PROBLEM REQUIREMENTS
Only a number is wanted. Count the lines holding the string "screenshot".

(Data entries)
__________________________________________________
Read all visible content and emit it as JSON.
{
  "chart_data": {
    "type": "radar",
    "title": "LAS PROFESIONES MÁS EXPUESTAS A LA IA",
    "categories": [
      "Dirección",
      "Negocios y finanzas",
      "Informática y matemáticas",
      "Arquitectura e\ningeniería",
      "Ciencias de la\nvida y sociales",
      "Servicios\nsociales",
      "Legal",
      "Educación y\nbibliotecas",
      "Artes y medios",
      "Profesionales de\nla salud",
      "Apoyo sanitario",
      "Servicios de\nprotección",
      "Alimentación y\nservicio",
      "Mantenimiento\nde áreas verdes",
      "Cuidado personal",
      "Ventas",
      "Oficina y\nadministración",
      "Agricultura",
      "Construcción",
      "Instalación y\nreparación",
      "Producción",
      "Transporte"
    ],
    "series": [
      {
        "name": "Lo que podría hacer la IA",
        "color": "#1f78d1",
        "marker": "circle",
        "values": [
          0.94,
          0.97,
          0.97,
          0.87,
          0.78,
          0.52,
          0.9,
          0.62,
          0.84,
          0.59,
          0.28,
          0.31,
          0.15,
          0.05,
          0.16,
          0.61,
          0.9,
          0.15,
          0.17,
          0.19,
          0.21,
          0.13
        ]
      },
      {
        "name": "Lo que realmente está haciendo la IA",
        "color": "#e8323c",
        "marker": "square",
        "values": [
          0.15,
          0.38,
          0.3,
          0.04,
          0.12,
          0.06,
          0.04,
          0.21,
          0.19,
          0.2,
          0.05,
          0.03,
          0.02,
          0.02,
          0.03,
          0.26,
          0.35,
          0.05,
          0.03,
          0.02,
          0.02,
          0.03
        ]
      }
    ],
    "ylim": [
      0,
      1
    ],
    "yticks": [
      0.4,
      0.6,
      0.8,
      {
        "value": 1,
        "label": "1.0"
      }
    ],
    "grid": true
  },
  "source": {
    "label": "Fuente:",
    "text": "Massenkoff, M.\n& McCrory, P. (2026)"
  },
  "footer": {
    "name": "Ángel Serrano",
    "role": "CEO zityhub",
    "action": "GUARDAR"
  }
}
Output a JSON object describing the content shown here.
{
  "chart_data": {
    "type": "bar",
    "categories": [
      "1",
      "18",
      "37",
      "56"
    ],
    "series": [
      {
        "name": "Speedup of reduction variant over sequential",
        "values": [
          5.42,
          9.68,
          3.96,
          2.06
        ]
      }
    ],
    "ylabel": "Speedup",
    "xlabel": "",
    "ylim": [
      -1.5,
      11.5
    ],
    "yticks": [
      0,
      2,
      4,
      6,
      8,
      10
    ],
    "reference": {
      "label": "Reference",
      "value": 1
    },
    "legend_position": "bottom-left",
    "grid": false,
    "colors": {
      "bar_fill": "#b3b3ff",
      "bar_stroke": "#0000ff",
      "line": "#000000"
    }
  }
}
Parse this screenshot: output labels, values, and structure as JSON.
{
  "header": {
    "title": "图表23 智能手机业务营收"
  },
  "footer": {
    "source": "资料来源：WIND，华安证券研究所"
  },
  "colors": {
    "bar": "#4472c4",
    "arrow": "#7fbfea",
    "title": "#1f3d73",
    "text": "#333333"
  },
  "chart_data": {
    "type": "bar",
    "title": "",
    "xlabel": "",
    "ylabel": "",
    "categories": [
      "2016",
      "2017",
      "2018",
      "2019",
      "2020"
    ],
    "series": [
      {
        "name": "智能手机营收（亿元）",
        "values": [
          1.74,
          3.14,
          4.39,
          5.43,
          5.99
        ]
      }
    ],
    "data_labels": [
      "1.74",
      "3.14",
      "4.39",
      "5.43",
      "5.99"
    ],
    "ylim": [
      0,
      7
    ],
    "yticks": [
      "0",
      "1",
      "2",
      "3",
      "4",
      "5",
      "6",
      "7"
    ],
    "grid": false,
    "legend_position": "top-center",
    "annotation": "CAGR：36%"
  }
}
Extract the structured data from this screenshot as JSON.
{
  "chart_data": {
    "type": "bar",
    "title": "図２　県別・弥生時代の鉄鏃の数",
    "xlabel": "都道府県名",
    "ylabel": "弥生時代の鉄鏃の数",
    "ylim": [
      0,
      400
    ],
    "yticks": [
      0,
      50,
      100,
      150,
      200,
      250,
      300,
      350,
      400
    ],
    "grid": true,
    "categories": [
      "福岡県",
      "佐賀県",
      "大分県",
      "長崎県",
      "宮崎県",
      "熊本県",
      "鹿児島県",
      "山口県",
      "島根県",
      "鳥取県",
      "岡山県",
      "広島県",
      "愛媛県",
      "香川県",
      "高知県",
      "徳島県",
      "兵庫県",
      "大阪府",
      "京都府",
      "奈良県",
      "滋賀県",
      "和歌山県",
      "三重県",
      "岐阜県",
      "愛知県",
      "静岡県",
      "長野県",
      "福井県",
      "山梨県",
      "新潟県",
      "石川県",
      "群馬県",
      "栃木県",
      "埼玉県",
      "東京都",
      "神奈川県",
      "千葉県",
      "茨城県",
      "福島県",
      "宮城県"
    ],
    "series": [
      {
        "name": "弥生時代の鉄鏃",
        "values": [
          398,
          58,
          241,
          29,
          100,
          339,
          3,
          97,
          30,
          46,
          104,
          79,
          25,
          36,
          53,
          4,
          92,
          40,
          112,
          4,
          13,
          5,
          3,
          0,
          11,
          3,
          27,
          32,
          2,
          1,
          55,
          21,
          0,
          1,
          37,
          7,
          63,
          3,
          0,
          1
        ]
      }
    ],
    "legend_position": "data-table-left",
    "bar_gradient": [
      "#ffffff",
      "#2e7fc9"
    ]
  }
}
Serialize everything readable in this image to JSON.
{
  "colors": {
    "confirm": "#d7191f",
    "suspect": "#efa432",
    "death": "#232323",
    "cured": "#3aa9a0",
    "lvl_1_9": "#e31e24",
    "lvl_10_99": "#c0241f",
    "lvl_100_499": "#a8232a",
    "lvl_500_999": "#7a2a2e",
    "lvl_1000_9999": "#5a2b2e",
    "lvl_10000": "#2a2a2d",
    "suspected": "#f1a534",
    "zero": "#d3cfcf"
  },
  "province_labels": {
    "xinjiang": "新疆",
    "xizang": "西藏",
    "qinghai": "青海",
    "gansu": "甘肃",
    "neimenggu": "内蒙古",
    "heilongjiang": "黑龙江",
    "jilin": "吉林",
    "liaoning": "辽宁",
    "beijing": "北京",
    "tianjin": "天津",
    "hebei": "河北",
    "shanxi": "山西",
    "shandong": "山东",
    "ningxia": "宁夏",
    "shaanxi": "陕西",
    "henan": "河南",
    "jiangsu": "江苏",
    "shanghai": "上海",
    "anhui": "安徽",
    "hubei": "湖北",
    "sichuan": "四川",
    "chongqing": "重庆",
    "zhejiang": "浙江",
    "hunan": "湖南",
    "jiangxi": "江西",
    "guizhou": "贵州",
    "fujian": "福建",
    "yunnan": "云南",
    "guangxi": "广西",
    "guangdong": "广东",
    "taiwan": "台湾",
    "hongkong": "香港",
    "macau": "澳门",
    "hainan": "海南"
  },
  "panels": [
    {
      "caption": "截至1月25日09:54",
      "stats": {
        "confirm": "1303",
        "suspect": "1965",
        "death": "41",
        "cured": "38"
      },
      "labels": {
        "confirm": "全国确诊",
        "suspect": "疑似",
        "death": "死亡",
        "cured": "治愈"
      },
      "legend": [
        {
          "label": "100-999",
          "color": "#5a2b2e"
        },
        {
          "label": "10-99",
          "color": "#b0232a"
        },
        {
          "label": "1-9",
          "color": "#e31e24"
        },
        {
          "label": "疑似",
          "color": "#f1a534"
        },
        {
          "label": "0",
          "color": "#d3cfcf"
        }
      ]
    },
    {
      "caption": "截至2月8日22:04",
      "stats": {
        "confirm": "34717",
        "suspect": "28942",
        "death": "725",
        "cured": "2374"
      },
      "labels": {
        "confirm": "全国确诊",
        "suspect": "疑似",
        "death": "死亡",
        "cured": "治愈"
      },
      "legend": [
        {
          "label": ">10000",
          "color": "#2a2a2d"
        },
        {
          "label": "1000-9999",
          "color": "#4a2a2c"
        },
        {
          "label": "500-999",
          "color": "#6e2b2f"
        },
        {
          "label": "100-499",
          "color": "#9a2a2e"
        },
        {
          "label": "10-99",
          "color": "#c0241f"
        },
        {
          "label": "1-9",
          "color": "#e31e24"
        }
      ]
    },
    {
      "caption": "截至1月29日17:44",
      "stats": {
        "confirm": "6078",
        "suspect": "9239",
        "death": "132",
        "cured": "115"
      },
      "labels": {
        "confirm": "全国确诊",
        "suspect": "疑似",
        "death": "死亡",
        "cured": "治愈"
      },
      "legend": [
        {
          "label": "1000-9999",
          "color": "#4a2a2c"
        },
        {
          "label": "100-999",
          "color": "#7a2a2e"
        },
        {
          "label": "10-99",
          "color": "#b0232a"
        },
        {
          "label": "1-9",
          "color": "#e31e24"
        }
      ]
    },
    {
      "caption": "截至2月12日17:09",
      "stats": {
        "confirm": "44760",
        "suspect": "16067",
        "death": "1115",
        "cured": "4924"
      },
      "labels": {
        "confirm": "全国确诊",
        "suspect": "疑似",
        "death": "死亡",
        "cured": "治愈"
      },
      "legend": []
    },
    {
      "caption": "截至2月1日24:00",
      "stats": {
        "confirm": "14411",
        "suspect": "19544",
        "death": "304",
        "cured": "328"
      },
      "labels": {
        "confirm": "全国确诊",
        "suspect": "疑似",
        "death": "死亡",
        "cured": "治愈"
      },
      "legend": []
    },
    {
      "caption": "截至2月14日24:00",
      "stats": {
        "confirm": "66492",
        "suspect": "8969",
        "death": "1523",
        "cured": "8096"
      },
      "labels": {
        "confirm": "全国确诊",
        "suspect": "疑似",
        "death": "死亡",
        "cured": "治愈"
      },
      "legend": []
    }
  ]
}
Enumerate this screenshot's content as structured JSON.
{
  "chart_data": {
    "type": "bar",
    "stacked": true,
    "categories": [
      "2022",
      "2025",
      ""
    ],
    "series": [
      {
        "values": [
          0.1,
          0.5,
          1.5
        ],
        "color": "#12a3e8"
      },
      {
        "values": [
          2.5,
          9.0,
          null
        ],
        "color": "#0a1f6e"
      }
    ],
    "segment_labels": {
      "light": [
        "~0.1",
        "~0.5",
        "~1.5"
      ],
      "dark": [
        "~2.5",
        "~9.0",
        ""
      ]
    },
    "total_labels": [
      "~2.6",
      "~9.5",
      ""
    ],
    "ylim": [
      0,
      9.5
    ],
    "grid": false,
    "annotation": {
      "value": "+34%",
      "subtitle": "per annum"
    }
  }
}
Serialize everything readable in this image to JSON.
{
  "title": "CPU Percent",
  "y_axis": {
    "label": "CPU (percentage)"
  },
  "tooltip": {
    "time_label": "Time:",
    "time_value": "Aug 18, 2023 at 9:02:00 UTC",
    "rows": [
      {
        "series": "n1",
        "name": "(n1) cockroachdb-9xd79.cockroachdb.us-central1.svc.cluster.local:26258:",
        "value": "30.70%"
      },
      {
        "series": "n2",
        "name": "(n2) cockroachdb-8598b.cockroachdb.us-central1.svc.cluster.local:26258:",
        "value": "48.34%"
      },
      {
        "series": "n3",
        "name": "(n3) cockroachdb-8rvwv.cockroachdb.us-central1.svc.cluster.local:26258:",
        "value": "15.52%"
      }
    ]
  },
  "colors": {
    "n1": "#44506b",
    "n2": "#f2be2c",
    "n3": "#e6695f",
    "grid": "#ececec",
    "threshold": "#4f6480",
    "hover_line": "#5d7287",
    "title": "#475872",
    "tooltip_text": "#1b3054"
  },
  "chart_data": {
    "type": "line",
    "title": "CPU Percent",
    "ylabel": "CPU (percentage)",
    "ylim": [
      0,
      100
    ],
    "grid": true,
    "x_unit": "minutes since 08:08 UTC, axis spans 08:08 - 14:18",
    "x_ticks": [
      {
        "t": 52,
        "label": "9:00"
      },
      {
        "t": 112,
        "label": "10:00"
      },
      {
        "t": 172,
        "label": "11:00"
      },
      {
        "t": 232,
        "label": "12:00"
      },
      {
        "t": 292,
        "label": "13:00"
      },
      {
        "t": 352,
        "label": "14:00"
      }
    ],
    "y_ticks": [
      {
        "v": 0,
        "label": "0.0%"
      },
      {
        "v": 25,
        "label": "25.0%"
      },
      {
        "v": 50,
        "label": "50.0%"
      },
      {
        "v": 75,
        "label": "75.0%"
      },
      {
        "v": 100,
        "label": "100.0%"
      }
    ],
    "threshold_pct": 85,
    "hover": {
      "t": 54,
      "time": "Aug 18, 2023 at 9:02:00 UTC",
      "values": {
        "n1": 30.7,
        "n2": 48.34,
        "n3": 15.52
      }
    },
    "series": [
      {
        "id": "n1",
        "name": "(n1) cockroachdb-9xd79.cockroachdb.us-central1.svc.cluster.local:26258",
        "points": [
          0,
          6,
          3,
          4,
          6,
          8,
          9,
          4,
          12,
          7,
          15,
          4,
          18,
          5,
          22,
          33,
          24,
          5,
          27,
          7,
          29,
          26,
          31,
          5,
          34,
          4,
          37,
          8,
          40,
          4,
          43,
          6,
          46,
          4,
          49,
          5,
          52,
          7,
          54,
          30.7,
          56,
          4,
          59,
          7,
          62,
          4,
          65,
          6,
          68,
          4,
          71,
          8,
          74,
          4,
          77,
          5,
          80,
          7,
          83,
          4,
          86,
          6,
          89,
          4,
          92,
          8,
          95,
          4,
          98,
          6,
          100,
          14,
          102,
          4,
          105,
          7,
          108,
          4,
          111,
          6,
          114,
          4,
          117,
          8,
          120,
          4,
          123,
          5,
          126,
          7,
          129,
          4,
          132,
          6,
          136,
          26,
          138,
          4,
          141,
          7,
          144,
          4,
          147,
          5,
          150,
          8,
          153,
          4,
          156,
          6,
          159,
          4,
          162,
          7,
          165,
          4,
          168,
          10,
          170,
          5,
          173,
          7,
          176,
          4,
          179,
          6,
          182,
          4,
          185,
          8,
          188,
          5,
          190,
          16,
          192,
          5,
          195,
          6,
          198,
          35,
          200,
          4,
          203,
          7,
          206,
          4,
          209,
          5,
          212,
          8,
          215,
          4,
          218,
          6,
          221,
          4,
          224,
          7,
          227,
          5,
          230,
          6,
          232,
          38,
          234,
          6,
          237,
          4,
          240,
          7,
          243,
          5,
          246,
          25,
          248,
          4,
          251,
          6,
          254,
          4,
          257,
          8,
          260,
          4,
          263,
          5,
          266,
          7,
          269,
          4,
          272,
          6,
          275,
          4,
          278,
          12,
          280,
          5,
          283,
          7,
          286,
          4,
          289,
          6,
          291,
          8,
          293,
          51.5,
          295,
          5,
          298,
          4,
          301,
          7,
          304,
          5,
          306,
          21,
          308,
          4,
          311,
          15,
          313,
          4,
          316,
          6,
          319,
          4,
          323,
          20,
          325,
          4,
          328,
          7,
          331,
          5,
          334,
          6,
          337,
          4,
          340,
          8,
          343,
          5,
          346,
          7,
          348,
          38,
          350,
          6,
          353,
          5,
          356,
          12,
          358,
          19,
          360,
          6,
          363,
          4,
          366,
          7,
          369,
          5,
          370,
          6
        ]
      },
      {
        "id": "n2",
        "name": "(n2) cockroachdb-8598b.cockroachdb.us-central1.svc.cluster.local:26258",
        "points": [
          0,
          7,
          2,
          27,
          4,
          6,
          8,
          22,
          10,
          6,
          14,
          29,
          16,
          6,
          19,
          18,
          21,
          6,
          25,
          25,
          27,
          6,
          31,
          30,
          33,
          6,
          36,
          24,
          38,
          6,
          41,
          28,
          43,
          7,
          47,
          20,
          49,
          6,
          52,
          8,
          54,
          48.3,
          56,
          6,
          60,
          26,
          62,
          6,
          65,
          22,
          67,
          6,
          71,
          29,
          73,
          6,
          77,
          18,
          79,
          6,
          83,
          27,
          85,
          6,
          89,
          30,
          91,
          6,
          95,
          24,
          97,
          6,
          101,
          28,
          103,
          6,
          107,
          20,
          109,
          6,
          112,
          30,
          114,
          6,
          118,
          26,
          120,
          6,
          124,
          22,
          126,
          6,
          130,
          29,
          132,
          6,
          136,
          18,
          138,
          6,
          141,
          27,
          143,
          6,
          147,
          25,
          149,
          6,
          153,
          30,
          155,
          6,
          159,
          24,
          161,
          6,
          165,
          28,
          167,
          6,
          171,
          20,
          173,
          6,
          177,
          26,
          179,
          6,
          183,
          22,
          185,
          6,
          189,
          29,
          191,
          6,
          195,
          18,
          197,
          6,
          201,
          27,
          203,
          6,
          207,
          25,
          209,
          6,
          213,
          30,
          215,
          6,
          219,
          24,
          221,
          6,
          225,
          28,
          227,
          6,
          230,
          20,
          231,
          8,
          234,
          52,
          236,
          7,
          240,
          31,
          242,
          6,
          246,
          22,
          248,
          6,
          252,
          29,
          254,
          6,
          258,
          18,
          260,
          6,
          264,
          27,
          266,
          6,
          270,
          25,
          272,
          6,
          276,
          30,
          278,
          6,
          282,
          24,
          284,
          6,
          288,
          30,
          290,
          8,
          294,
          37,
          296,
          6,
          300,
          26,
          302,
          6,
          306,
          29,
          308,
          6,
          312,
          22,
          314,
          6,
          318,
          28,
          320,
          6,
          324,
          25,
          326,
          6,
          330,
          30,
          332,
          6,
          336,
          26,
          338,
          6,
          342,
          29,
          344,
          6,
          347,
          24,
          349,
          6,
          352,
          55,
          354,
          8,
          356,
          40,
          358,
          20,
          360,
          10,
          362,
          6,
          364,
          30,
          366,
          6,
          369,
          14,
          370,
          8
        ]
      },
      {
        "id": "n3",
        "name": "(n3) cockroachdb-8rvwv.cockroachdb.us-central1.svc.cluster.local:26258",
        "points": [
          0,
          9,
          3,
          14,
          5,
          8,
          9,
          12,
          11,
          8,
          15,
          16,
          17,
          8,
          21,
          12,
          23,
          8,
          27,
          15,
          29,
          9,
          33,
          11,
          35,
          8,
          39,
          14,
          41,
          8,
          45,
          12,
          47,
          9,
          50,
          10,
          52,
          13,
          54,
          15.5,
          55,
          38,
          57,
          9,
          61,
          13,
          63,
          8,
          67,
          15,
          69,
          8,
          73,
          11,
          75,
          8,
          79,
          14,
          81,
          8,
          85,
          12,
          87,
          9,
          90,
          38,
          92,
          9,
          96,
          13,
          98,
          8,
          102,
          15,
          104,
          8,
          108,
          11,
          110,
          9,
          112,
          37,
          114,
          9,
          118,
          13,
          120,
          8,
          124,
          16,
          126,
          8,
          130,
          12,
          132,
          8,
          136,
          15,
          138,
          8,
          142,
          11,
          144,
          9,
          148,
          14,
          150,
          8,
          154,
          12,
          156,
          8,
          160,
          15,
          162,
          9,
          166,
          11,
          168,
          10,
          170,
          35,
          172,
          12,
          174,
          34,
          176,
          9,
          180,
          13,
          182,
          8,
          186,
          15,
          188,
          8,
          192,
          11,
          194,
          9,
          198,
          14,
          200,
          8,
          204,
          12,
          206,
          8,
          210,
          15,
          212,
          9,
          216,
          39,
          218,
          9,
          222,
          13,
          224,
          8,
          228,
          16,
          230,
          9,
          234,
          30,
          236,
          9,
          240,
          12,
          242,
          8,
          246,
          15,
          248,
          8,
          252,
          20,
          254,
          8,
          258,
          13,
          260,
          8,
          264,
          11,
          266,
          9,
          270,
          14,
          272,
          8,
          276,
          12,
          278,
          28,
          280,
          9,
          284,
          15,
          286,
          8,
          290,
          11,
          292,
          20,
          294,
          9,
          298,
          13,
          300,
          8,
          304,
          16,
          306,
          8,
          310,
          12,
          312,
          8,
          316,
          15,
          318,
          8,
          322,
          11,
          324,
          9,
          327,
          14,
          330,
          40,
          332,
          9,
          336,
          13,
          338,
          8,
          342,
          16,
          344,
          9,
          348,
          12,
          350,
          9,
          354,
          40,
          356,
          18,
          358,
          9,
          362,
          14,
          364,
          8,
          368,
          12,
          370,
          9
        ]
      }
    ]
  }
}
__________________________________________________
PROBLEM SOLUTION
3